Your task is to copy each line that has the word "current".
═══
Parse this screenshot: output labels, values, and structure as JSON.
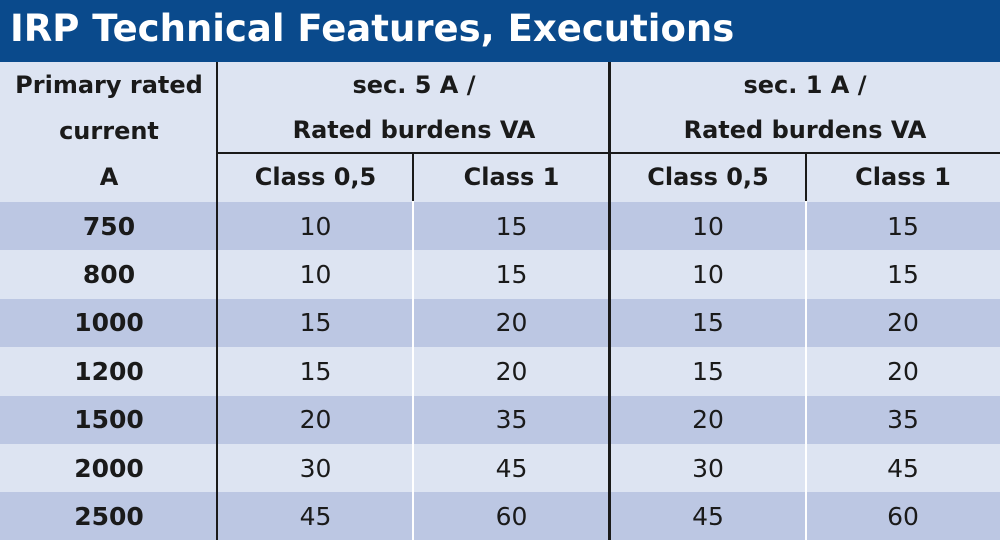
{
  "title": "IRP Technical Features, Executions",
  "header": {
    "primary_line1": "Primary rated",
    "primary_line2": "current",
    "primary_line3": "A",
    "group1_line1": "sec. 5 A /",
    "group1_line2": "Rated burdens VA",
    "group2_line1": "sec. 1 A /",
    "group2_line2": "Rated burdens VA",
    "class_a": "Class 0,5",
    "class_b": "Class 1"
  },
  "rows": [
    {
      "current": "750",
      "v1": "10",
      "v2": "15",
      "v3": "10",
      "v4": "15"
    },
    {
      "current": "800",
      "v1": "10",
      "v2": "15",
      "v3": "10",
      "v4": "15"
    },
    {
      "current": "1000",
      "v1": "15",
      "v2": "20",
      "v3": "15",
      "v4": "20"
    },
    {
      "current": "1200",
      "v1": "15",
      "v2": "20",
      "v3": "15",
      "v4": "20"
    },
    {
      "current": "1500",
      "v1": "20",
      "v2": "35",
      "v3": "20",
      "v4": "35"
    },
    {
      "current": "2000",
      "v1": "30",
      "v2": "45",
      "v3": "30",
      "v4": "45"
    },
    {
      "current": "2500",
      "v1": "45",
      "v2": "60",
      "v3": "45",
      "v4": "60"
    }
  ],
  "colors": {
    "title_bar": "#0a4a8c",
    "header_bg": "#dde4f2",
    "row_dark": "#bcc7e3",
    "row_light": "#dde4f2"
  }
}
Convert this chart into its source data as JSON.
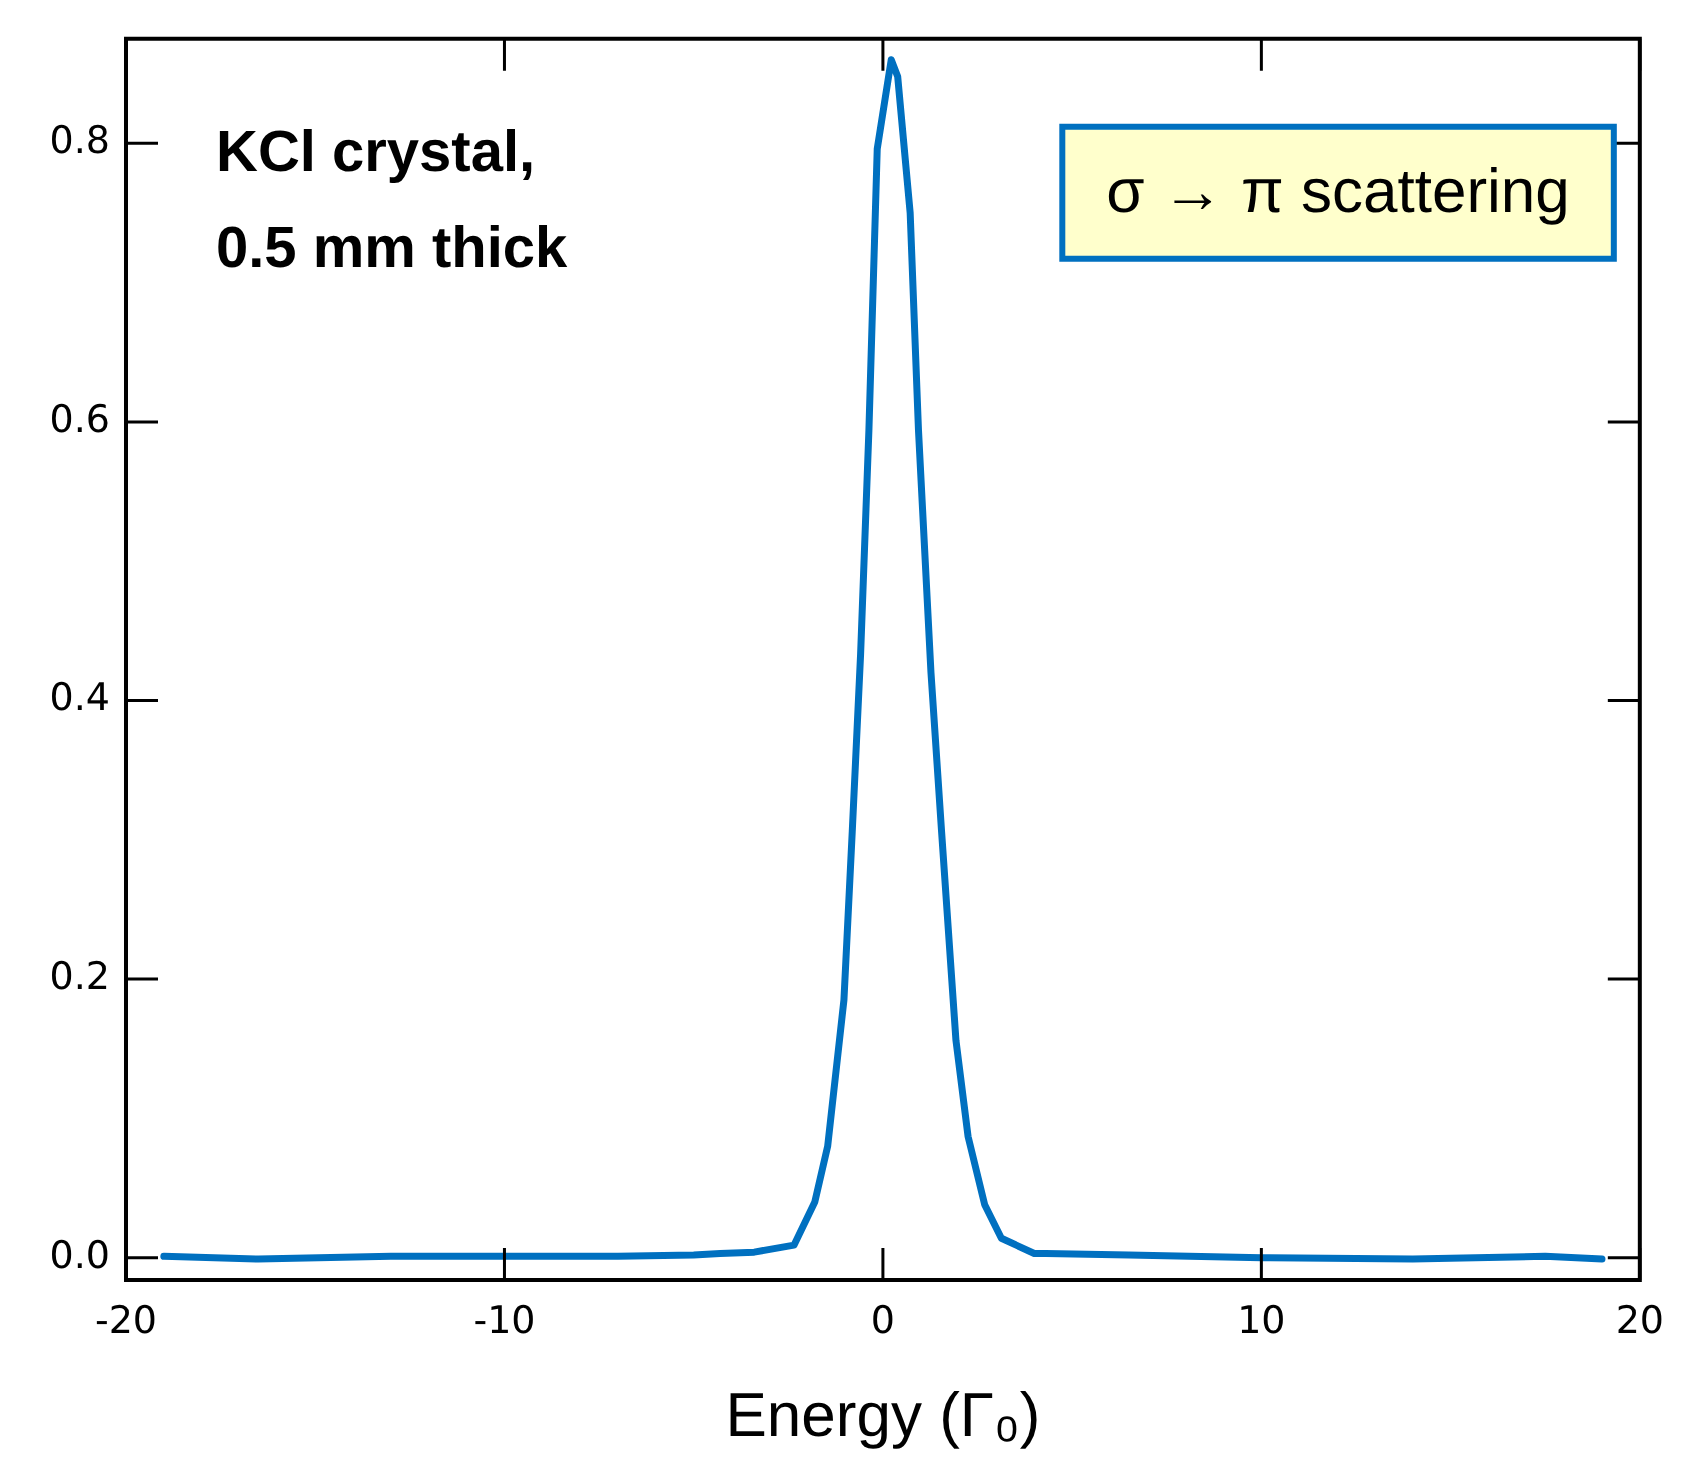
{
  "chart_data": {
    "type": "line",
    "xlabel": "Energy (Γ₀)",
    "annotations": [
      "KCl crystal,\n0.5 mm thick",
      "σ → π scattering"
    ],
    "series": [
      {
        "color": "#0070c0",
        "x": [
          -19,
          -16.5,
          -13,
          -10,
          -7,
          -5,
          -4.3,
          -3.4,
          -2.35,
          -1.8,
          -1.46,
          -1.03,
          -0.81,
          -0.59,
          -0.37,
          -0.15,
          0.22,
          0.39,
          0.72,
          0.94,
          1.27,
          1.55,
          1.93,
          2.25,
          2.69,
          3.13,
          4.0,
          4.3,
          6.5,
          10,
          14,
          17.5,
          19
        ],
        "values": [
          0.001,
          -0.001,
          0.001,
          0.001,
          0.001,
          0.002,
          0.003,
          0.004,
          0.009,
          0.04,
          0.08,
          0.185,
          0.306,
          0.433,
          0.594,
          0.796,
          0.86,
          0.848,
          0.75,
          0.594,
          0.42,
          0.306,
          0.156,
          0.087,
          0.038,
          0.014,
          0.003,
          0.003,
          0.002,
          0.0,
          -0.001,
          0.001,
          -0.001
        ]
      }
    ],
    "xlim": [
      -20,
      20
    ],
    "ylim": [
      -0.016,
      0.875
    ],
    "xticks": [
      -20,
      -10,
      0,
      10,
      20
    ],
    "yticks": [
      {
        "value": 0,
        "label": "0.0"
      },
      {
        "value": 0.2,
        "label": "0.2"
      },
      {
        "value": 0.4,
        "label": "0.4"
      },
      {
        "value": 0.6,
        "label": "0.6"
      },
      {
        "value": 0.8,
        "label": "0.8"
      }
    ],
    "grid": false,
    "legend": false,
    "marker": "none",
    "line_style": "solid"
  }
}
═══
COMPLETED TASK:
    "primary_line2": "current",
      "current": "750",
      "current": "800",
      "current": "1000",
      "current": "1200",
      "current": "1500",
      "current": "2000",
      "current": "2500",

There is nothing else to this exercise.